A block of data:
* Begin *

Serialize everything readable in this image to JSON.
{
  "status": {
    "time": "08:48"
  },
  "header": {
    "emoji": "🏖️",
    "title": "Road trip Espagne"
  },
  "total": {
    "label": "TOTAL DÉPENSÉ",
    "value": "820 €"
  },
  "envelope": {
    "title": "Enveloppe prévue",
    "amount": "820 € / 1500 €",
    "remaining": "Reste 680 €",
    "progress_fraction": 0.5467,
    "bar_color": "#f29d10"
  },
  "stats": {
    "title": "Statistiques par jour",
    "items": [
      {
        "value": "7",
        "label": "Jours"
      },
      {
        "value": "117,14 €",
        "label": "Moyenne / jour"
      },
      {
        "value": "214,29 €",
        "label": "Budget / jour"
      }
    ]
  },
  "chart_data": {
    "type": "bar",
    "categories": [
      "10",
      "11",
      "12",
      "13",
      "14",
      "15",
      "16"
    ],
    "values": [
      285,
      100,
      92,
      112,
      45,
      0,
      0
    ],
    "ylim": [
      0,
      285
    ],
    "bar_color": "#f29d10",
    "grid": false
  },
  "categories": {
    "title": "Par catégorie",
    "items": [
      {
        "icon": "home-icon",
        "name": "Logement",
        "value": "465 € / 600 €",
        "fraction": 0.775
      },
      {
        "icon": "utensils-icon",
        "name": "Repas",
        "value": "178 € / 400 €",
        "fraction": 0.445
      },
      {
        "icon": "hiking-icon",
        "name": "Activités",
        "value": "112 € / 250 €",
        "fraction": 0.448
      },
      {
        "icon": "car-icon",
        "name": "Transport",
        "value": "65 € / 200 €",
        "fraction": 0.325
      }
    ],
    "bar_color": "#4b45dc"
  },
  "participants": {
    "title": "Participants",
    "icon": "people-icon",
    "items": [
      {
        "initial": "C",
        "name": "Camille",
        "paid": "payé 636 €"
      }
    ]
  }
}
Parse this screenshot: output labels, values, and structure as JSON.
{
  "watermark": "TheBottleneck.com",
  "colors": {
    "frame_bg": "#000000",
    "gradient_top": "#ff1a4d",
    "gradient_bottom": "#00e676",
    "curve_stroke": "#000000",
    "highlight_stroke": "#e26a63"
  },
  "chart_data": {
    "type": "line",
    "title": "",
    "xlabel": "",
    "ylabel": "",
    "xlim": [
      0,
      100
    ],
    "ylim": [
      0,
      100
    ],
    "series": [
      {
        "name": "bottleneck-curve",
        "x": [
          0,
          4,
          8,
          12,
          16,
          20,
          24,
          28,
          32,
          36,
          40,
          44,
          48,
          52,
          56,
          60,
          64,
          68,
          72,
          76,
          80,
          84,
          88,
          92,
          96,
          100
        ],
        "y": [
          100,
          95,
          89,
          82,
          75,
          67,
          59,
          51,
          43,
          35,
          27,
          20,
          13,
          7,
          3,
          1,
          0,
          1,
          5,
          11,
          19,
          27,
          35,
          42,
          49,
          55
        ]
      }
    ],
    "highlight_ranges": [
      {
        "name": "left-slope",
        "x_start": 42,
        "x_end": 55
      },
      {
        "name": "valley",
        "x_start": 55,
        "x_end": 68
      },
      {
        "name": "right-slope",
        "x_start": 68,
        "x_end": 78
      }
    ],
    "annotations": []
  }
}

* End *
* Begin *

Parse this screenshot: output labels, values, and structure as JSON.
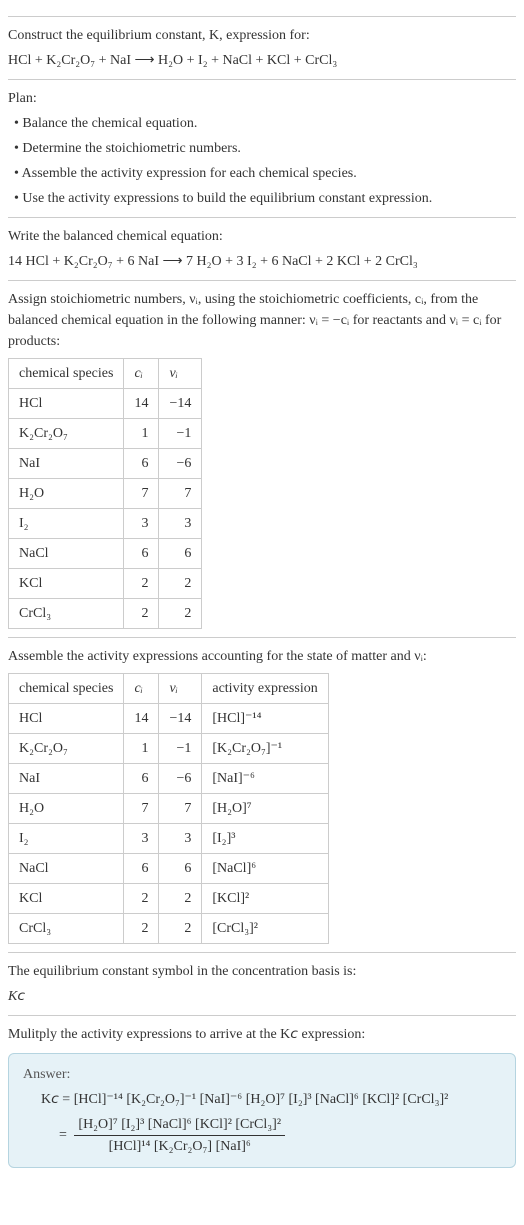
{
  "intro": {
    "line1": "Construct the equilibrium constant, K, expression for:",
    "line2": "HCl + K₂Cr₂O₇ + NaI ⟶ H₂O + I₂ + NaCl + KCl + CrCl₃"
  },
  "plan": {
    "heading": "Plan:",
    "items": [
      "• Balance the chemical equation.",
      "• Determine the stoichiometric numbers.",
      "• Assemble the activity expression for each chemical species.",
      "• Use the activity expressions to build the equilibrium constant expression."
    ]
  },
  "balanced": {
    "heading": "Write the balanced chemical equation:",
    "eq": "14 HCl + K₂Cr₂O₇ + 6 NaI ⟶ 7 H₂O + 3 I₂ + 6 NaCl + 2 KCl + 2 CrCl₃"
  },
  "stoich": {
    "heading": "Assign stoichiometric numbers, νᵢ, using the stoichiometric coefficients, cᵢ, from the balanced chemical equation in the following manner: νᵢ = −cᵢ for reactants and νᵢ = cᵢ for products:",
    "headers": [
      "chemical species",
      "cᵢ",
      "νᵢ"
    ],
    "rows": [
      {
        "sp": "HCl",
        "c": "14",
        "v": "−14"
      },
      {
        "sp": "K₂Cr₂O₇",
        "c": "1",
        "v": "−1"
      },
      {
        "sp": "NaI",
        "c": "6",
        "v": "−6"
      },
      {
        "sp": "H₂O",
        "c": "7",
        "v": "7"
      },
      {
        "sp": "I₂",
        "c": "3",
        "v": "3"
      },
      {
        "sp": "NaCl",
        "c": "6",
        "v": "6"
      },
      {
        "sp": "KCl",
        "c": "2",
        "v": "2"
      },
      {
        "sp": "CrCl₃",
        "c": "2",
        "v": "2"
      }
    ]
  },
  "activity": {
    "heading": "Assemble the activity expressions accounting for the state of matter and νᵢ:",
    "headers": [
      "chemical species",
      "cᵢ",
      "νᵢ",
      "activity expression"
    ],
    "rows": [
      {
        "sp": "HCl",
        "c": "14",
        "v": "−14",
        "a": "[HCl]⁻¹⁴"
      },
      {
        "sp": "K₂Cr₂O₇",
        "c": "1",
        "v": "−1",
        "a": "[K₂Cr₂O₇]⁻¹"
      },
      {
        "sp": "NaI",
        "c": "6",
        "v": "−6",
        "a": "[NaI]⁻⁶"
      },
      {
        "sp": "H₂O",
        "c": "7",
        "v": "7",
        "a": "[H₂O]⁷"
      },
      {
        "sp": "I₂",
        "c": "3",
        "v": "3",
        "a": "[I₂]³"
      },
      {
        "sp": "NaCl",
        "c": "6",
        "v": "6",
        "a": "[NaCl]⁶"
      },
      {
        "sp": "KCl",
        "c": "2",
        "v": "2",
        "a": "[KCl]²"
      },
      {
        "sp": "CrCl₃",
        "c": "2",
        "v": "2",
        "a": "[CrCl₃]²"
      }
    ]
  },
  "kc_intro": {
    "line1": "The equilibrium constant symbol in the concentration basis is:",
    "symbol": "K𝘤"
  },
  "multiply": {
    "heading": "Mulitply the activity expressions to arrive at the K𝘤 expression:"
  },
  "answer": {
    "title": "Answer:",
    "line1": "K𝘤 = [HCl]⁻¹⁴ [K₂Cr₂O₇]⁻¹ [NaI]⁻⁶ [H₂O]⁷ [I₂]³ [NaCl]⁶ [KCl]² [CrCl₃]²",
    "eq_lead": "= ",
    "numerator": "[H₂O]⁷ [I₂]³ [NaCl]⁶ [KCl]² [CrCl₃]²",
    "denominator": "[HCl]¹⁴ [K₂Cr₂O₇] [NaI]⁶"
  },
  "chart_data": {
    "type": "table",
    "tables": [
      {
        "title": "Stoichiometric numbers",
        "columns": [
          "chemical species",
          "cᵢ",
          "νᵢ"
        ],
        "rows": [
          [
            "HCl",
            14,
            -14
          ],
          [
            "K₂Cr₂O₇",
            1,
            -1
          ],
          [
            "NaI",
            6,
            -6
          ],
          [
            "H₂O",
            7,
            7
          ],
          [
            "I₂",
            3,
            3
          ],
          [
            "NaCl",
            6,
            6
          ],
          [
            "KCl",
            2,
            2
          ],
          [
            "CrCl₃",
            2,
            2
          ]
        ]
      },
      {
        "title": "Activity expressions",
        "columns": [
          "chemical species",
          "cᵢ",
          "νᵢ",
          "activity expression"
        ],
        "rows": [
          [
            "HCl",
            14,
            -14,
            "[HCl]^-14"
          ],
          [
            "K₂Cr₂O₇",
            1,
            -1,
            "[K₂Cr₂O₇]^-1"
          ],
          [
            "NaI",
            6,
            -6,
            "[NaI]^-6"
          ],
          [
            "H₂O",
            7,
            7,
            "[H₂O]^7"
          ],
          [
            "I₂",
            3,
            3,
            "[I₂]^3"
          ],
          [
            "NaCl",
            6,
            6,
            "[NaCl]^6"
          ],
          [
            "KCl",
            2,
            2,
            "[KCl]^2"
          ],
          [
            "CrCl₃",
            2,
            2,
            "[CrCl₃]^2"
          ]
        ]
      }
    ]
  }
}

* End *
* Begin *

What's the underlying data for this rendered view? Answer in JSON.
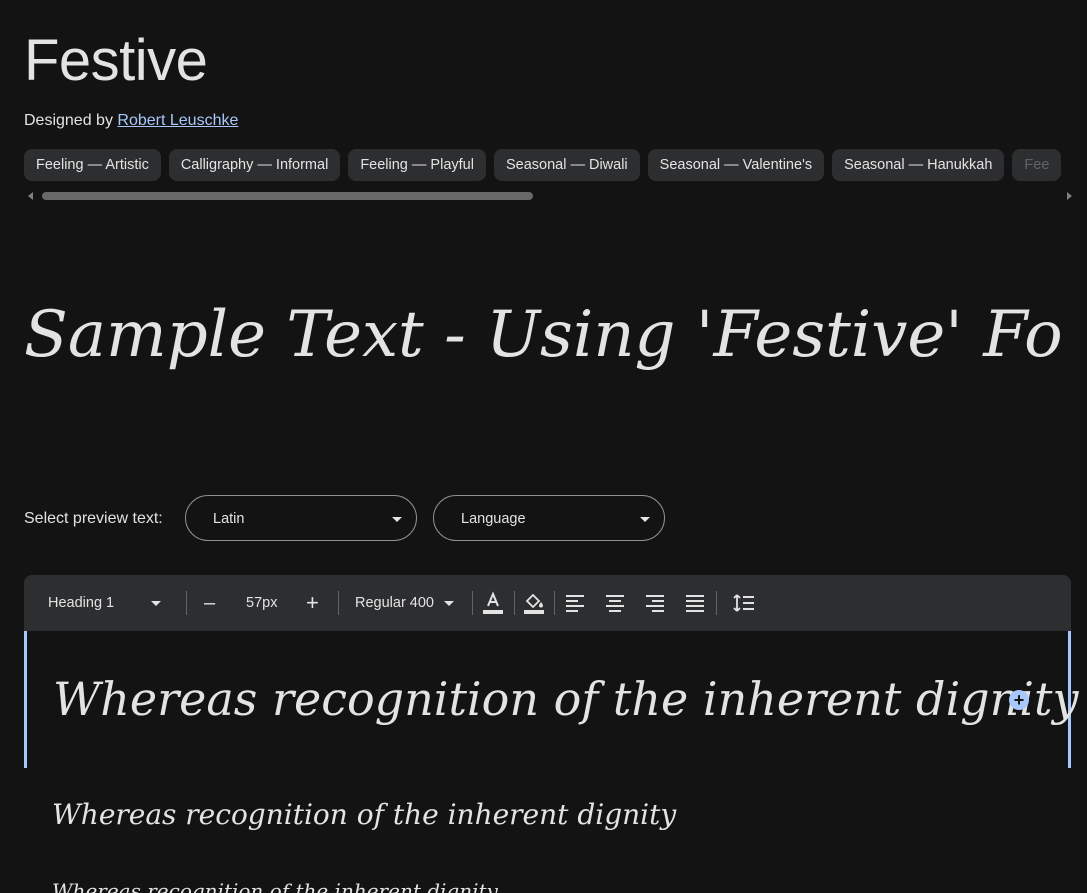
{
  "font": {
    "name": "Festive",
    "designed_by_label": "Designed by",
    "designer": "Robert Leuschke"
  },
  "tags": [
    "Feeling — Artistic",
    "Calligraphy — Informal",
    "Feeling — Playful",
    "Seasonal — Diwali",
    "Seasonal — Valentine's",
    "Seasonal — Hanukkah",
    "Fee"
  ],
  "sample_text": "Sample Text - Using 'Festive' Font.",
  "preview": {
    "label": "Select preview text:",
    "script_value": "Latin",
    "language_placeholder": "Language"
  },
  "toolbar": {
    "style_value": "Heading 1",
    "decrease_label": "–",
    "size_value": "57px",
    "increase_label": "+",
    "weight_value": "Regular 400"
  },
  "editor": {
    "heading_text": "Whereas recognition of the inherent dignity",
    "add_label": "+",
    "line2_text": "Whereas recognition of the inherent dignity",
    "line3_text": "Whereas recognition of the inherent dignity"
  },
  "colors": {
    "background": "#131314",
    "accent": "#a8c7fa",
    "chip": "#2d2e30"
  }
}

* End *

Exercise instructions =
Make a tally of the lines in this data that include the string "icon", and answer with that tally alone.

Response to the exercise =
5